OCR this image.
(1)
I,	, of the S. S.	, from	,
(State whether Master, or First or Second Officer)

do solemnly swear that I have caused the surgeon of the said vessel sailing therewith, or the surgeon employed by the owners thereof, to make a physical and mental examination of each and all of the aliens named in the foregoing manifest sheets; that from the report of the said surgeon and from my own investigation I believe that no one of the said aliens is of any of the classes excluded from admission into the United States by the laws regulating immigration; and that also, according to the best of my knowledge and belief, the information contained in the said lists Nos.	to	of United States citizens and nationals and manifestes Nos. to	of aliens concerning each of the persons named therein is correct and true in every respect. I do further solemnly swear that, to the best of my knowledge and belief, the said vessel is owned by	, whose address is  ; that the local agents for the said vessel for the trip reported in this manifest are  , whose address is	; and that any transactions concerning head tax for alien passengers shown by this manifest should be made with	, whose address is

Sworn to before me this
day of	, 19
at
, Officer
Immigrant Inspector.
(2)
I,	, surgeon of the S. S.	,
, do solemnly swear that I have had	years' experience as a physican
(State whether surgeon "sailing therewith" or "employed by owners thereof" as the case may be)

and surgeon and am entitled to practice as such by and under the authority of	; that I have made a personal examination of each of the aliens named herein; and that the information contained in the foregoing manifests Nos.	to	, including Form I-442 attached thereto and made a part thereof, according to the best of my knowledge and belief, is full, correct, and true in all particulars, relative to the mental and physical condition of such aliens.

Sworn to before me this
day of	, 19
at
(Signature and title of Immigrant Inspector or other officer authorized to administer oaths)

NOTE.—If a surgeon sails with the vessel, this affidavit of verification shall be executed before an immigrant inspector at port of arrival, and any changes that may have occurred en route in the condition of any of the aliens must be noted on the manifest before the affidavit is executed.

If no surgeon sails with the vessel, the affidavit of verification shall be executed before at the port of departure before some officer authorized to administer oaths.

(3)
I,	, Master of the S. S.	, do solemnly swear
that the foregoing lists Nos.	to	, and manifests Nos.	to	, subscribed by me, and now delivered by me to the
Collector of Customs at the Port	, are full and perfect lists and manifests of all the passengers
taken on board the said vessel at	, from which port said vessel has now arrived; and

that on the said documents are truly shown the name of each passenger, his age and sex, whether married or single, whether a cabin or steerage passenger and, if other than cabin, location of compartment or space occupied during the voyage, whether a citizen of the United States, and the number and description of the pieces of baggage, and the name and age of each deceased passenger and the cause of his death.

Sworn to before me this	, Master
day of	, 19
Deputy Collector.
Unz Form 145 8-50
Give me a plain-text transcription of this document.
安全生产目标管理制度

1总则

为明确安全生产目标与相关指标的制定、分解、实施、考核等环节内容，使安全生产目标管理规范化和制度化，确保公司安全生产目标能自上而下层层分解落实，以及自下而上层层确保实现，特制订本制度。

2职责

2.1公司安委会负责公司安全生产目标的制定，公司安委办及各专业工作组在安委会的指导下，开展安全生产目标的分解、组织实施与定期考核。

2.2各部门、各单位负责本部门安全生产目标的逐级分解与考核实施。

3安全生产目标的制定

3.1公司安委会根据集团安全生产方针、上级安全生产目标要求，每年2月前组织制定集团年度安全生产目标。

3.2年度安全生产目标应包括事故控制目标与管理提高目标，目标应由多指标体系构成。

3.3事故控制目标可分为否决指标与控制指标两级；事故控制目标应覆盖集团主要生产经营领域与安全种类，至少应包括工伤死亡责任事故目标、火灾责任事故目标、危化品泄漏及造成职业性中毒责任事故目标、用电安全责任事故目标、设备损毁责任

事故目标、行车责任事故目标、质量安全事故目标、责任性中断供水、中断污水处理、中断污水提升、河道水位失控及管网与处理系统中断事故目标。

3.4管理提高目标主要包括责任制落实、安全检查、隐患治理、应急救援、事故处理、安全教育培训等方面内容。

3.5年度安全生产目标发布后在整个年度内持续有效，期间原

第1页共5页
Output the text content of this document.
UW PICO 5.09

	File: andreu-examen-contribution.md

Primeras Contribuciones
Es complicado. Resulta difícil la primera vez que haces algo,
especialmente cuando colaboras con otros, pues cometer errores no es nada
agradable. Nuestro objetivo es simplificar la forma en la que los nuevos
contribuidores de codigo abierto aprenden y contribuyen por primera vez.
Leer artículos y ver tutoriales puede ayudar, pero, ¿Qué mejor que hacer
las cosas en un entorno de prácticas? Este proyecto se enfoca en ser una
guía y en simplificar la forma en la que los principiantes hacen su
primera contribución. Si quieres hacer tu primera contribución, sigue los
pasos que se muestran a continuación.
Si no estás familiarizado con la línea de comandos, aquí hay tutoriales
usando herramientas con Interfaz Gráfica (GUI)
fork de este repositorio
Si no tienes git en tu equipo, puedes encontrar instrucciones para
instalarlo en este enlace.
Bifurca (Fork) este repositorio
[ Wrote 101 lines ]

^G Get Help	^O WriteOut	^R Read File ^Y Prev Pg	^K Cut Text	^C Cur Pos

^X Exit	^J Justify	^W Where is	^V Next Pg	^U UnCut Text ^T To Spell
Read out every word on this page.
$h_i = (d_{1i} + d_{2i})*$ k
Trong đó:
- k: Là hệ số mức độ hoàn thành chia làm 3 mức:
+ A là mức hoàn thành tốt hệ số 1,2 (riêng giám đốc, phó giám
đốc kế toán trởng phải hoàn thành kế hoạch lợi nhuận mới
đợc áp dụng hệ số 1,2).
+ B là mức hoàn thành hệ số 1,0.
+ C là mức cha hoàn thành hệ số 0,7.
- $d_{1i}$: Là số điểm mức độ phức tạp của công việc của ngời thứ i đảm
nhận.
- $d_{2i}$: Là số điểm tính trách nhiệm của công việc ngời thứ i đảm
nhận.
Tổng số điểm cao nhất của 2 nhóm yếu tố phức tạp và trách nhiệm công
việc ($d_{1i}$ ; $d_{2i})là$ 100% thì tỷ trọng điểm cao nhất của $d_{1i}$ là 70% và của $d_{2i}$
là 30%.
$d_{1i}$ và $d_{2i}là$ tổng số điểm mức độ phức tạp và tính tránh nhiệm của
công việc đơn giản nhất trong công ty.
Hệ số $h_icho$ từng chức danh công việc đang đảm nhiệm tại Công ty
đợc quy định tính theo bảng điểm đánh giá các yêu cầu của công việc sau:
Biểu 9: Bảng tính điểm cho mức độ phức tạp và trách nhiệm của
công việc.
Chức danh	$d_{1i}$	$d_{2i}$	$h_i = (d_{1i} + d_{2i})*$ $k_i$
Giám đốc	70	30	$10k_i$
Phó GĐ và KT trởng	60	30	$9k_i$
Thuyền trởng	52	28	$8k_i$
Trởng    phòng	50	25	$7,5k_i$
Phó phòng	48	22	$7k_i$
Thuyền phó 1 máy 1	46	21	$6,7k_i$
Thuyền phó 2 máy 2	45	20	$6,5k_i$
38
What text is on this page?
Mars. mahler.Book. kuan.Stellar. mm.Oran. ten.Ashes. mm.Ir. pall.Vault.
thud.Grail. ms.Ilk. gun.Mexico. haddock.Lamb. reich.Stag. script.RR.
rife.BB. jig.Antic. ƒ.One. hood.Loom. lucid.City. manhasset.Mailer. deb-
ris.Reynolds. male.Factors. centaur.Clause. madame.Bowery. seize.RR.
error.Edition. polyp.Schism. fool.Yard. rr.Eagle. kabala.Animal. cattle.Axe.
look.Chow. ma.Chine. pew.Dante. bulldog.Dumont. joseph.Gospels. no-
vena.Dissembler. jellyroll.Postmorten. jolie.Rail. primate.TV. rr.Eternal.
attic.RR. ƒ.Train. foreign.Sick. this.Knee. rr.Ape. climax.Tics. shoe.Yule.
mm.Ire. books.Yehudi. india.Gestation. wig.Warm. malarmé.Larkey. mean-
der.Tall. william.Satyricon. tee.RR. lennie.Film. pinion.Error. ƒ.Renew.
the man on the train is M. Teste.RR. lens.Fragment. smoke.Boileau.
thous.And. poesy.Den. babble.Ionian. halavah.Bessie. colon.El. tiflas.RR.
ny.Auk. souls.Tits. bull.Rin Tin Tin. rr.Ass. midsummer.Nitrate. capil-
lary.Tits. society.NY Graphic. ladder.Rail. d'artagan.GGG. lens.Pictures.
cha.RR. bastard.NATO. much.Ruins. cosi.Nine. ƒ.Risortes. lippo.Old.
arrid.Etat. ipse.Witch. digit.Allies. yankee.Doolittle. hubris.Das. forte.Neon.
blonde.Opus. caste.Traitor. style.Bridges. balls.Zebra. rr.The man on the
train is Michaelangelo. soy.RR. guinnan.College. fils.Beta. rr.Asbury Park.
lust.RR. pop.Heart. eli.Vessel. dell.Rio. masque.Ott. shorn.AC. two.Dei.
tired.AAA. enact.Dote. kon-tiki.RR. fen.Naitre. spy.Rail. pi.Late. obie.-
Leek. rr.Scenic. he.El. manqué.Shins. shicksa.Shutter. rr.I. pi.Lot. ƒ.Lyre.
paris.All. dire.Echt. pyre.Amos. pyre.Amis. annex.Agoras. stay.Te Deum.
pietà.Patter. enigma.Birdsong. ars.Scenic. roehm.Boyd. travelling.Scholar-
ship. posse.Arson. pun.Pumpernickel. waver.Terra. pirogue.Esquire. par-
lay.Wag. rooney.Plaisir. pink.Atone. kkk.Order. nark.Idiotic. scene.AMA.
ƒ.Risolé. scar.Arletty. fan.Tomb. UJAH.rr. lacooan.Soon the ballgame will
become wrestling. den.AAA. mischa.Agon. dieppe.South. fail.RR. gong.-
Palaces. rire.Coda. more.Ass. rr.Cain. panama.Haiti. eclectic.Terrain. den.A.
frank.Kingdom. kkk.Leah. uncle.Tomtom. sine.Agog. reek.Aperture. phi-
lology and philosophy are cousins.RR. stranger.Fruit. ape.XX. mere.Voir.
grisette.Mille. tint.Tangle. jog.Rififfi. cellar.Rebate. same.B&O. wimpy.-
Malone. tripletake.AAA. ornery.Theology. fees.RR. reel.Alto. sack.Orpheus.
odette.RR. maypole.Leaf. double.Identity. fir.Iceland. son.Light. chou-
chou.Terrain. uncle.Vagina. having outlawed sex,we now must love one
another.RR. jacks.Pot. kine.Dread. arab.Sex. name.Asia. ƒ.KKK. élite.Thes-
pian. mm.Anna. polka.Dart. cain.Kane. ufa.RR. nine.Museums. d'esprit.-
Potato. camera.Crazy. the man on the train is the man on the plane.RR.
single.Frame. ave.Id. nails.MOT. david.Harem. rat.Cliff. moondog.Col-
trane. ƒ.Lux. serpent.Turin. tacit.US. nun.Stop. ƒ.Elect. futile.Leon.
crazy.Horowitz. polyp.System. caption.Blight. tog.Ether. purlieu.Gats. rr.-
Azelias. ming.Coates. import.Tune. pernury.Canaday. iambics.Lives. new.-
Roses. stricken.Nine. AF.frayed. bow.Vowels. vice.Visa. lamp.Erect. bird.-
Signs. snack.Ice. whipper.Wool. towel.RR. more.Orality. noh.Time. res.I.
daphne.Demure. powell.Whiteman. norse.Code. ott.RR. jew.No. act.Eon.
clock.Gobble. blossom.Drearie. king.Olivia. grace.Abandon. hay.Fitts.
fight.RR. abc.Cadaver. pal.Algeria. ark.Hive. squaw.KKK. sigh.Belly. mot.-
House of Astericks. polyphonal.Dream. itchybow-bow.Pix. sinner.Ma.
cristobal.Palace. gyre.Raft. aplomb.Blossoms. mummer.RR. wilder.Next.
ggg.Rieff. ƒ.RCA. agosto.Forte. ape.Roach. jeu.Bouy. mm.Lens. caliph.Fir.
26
-*-*-
* [Problem to solve]:
Determine how many lines include the string "shall". Give no answer but the number.

* [Complete output]:
2